— Written task —
Every entry here needs to be repeated exactly.

— Task input —

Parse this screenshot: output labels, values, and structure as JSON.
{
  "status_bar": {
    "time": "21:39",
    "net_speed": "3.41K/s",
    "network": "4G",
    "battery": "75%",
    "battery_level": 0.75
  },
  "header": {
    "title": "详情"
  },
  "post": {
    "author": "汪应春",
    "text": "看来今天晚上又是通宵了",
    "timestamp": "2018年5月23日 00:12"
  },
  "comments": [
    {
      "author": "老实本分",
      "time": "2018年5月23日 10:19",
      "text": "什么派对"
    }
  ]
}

— Solution to the problem —
Parse this screenshot: output labels, values, and structure as JSON.
{
  "status_bar": {
    "time": "21:39",
    "net_speed": "3.41K/s",
    "network": "4G",
    "battery": "75%",
    "battery_level": 0.75
  },
  "header": {
    "title": "详情"
  },
  "post": {
    "author": "汪应春",
    "text": "看来今天晚上又是通宵了",
    "timestamp": "2018年5月23日 00:12"
  },
  "comments": [
    {
      "author": "老实本分",
      "time": "2018年5月23日 10:19",
      "text": "什么派对"
    }
  ]
}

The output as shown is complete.